Exercise instructions »
Reproduce each line of the listing exactly.

Rows from a dataset »
◆ ◆ ◆ ◆ ◆

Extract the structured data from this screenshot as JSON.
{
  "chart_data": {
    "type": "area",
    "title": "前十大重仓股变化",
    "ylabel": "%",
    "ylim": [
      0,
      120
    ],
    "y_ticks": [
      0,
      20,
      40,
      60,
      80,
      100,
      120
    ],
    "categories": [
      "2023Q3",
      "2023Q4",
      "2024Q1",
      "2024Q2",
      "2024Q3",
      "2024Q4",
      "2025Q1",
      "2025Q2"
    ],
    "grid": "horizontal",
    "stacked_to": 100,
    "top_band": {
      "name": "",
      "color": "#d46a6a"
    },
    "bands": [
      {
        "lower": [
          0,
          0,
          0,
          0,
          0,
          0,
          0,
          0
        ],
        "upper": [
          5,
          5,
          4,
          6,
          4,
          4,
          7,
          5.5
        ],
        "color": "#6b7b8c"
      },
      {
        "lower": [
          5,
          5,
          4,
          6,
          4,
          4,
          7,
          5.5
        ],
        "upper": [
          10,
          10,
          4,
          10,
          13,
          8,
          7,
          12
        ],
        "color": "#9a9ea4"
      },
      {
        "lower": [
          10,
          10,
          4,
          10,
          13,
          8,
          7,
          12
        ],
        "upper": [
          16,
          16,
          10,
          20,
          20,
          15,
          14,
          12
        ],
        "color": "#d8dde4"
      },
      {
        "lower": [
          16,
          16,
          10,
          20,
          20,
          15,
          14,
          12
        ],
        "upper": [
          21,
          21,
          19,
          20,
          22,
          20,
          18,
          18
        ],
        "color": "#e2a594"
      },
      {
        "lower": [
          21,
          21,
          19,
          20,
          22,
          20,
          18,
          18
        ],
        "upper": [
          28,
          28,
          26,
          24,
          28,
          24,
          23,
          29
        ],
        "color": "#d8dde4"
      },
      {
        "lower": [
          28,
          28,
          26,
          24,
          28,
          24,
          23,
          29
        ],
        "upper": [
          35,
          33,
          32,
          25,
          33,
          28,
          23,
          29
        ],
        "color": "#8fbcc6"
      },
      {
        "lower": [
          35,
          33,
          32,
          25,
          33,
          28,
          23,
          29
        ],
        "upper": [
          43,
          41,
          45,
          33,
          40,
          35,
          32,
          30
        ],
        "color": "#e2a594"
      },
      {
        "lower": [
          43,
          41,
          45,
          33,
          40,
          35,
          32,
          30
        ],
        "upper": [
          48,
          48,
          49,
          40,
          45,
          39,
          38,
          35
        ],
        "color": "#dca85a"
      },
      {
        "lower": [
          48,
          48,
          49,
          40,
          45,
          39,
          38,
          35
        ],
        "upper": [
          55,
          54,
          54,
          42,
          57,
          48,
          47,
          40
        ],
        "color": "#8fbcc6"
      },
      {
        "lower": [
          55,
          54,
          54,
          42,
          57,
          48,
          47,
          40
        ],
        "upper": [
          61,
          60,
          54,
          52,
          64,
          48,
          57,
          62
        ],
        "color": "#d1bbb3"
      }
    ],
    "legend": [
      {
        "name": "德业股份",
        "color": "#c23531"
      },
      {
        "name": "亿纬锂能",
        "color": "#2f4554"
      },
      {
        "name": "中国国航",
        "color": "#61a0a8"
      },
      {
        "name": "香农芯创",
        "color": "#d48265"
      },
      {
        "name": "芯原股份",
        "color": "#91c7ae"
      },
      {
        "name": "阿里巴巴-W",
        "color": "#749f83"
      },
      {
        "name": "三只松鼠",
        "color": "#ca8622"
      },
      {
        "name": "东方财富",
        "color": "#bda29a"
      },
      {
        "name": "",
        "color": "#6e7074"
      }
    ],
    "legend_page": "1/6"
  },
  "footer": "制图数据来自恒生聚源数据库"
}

◆ ◆ ◆ ◆ ◆

Output of the task »
Extract the structured data from this screenshot as JSON.
{
  "chart_data": {
    "type": "area",
    "title": "前十大重仓股变化",
    "ylabel": "%",
    "ylim": [
      0,
      120
    ],
    "y_ticks": [
      0,
      20,
      40,
      60,
      80,
      100,
      120
    ],
    "categories": [
      "2023Q3",
      "2023Q4",
      "2024Q1",
      "2024Q2",
      "2024Q3",
      "2024Q4",
      "2025Q1",
      "2025Q2"
    ],
    "grid": "horizontal",
    "stacked_to": 100,
    "top_band": {
      "name": "",
      "color": "#d46a6a"
    },
    "bands": [
      {
        "lower": [
          0,
          0,
          0,
          0,
          0,
          0,
          0,
          0
        ],
        "upper": [
          5,
          5,
          4,
          6,
          4,
          4,
          7,
          5.5
        ],
        "color": "#6b7b8c"
      },
      {
        "lower": [
          5,
          5,
          4,
          6,
          4,
          4,
          7,
          5.5
        ],
        "upper": [
          10,
          10,
          4,
          10,
          13,
          8,
          7,
          12
        ],
        "color": "#9a9ea4"
      },
      {
        "lower": [
          10,
          10,
          4,
          10,
          13,
          8,
          7,
          12
        ],
        "upper": [
          16,
          16,
          10,
          20,
          20,
          15,
          14,
          12
        ],
        "color": "#d8dde4"
      },
      {
        "lower": [
          16,
          16,
          10,
          20,
          20,
          15,
          14,
          12
        ],
        "upper": [
          21,
          21,
          19,
          20,
          22,
          20,
          18,
          18
        ],
        "color": "#e2a594"
      },
      {
        "lower": [
          21,
          21,
          19,
          20,
          22,
          20,
          18,
          18
        ],
        "upper": [
          28,
          28,
          26,
          24,
          28,
          24,
          23,
          29
        ],
        "color": "#d8dde4"
      },
      {
        "lower": [
          28,
          28,
          26,
          24,
          28,
          24,
          23,
          29
        ],
        "upper": [
          35,
          33,
          32,
          25,
          33,
          28,
          23,
          29
        ],
        "color": "#8fbcc6"
      },
      {
        "lower": [
          35,
          33,
          32,
          25,
          33,
          28,
          23,
          29
        ],
        "upper": [
          43,
          41,
          45,
          33,
          40,
          35,
          32,
          30
        ],
        "color": "#e2a594"
      },
      {
        "lower": [
          43,
          41,
          45,
          33,
          40,
          35,
          32,
          30
        ],
        "upper": [
          48,
          48,
          49,
          40,
          45,
          39,
          38,
          35
        ],
        "color": "#dca85a"
      },
      {
        "lower": [
          48,
          48,
          49,
          40,
          45,
          39,
          38,
          35
        ],
        "upper": [
          55,
          54,
          54,
          42,
          57,
          48,
          47,
          40
        ],
        "color": "#8fbcc6"
      },
      {
        "lower": [
          55,
          54,
          54,
          42,
          57,
          48,
          47,
          40
        ],
        "upper": [
          61,
          60,
          54,
          52,
          64,
          48,
          57,
          62
        ],
        "color": "#d1bbb3"
      }
    ],
    "legend": [
      {
        "name": "德业股份",
        "color": "#c23531"
      },
      {
        "name": "亿纬锂能",
        "color": "#2f4554"
      },
      {
        "name": "中国国航",
        "color": "#61a0a8"
      },
      {
        "name": "香农芯创",
        "color": "#d48265"
      },
      {
        "name": "芯原股份",
        "color": "#91c7ae"
      },
      {
        "name": "阿里巴巴-W",
        "color": "#749f83"
      },
      {
        "name": "三只松鼠",
        "color": "#ca8622"
      },
      {
        "name": "东方财富",
        "color": "#bda29a"
      },
      {
        "name": "",
        "color": "#6e7074"
      }
    ],
    "legend_page": "1/6"
  },
  "footer": "制图数据来自恒生聚源数据库"
}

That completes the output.